◆ **Dataset listings of figures**
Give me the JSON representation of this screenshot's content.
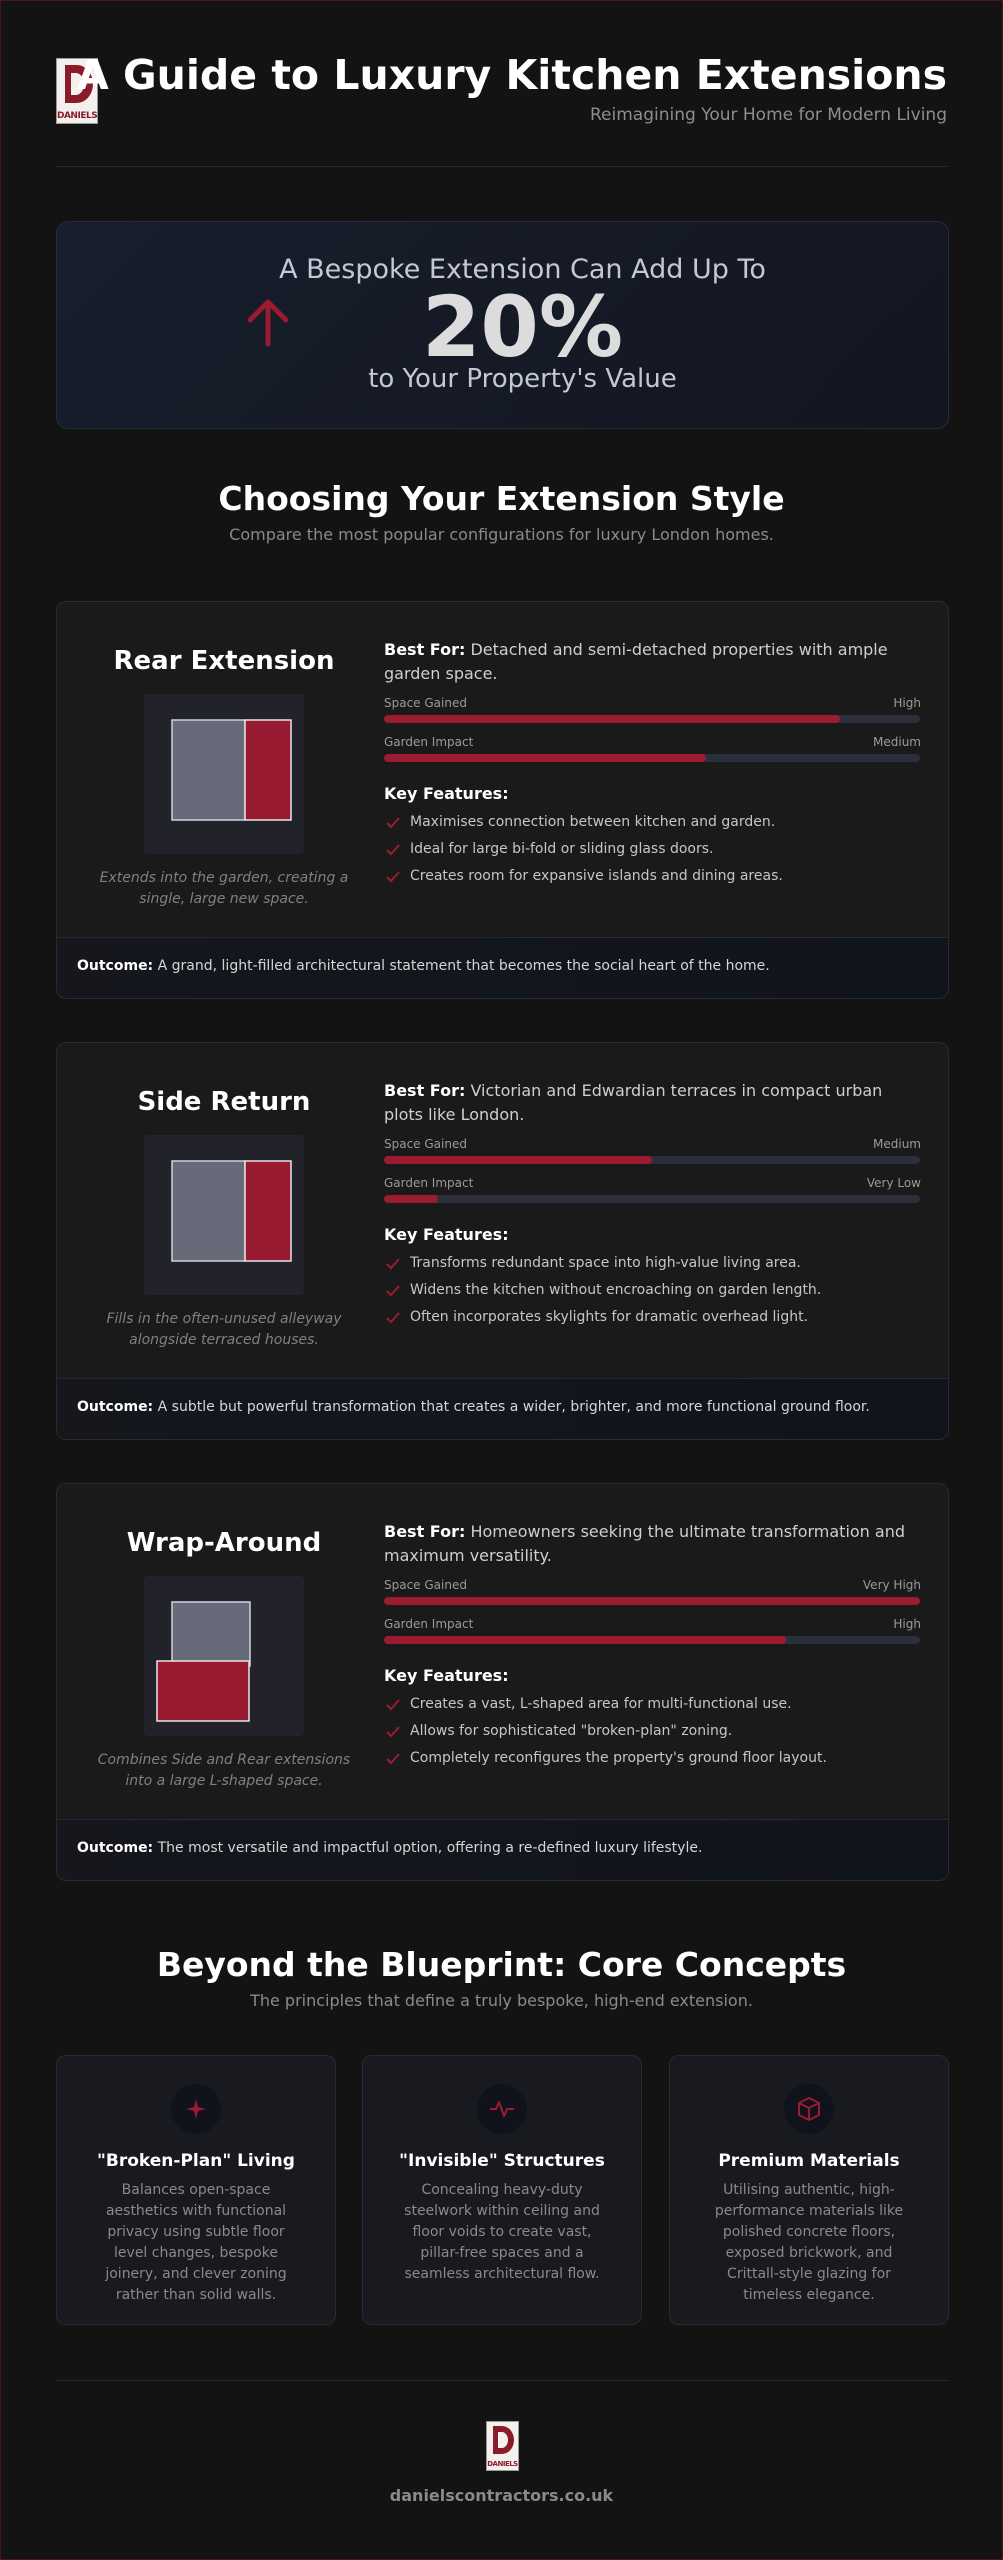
{
  "header": {
    "logo_text": "DANIELS",
    "title": "A Guide to Luxury Kitchen Extensions",
    "subtitle": "Reimagining Your Home for Modern Living"
  },
  "hero": {
    "lead": "A Bespoke Extension Can Add Up To",
    "figure": "20%",
    "tail": "to Your Property's Value"
  },
  "styles_section": {
    "title": "Choosing Your Extension Style",
    "subtitle": "Compare the most popular configurations for luxury London homes.",
    "best_for_label": "Best For:",
    "features_label": "Key Features:",
    "outcome_label": "Outcome:",
    "cards": [
      {
        "title": "Rear Extension",
        "caption": "Extends into the garden, creating a single, large new space.",
        "best_for": "Detached and semi-detached properties with ample garden space.",
        "meters": [
          {
            "label": "Space Gained",
            "level": "High",
            "fill": 85
          },
          {
            "label": "Garden Impact",
            "level": "Medium",
            "fill": 60
          }
        ],
        "features": [
          "Maximises connection between kitchen and garden.",
          "Ideal for large bi-fold or sliding glass doors.",
          "Creates room for expansive islands and dining areas."
        ],
        "outcome": "A grand, light-filled architectural statement that becomes the social heart of the home."
      },
      {
        "title": "Side Return",
        "caption": "Fills in the often-unused alleyway alongside terraced houses.",
        "best_for": "Victorian and Edwardian terraces in compact urban plots like London.",
        "meters": [
          {
            "label": "Space Gained",
            "level": "Medium",
            "fill": 50
          },
          {
            "label": "Garden Impact",
            "level": "Very Low",
            "fill": 10
          }
        ],
        "features": [
          "Transforms redundant space into high-value living area.",
          "Widens the kitchen without encroaching on garden length.",
          "Often incorporates skylights for dramatic overhead light."
        ],
        "outcome": "A subtle but powerful transformation that creates a wider, brighter, and more functional ground floor."
      },
      {
        "title": "Wrap-Around",
        "caption": "Combines Side and Rear extensions into a large L-shaped space.",
        "best_for": "Homeowners seeking the ultimate transformation and maximum versatility.",
        "meters": [
          {
            "label": "Space Gained",
            "level": "Very High",
            "fill": 100
          },
          {
            "label": "Garden Impact",
            "level": "High",
            "fill": 75
          }
        ],
        "features": [
          "Creates a vast, L-shaped area for multi-functional use.",
          "Allows for sophisticated \"broken-plan\" zoning.",
          "Completely reconfigures the property's ground floor layout."
        ],
        "outcome": "The most versatile and impactful option, offering a re-defined luxury lifestyle."
      }
    ]
  },
  "concepts": {
    "title": "Beyond the Blueprint: Core Concepts",
    "subtitle": "The principles that define a truly bespoke, high-end extension.",
    "items": [
      {
        "title": "\"Broken-Plan\" Living",
        "text": "Balances open-space aesthetics with functional privacy using subtle floor level changes, bespoke joinery, and clever zoning rather than solid walls."
      },
      {
        "title": "\"Invisible\" Structures",
        "text": "Concealing heavy-duty steelwork within ceiling and floor voids to create vast, pillar-free spaces and a seamless architectural flow."
      },
      {
        "title": "Premium Materials",
        "text": "Utilising authentic, high-performance materials like polished concrete floors, exposed brickwork, and Crittall-style glazing for timeless elegance."
      }
    ]
  },
  "footer": {
    "logo_text": "DANIELS",
    "url": "danielscontractors.co.uk"
  }
}
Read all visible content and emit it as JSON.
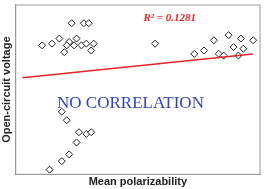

◆ **GOAL**
Find all lines where the word "ground" appears. Copy them.

◆ **RESPONSE**
        "outcome": "A subtle but powerful transformation that creates a wider, brighter, and more functional ground floor."
          "Completely reconfigures the property's ground floor layout."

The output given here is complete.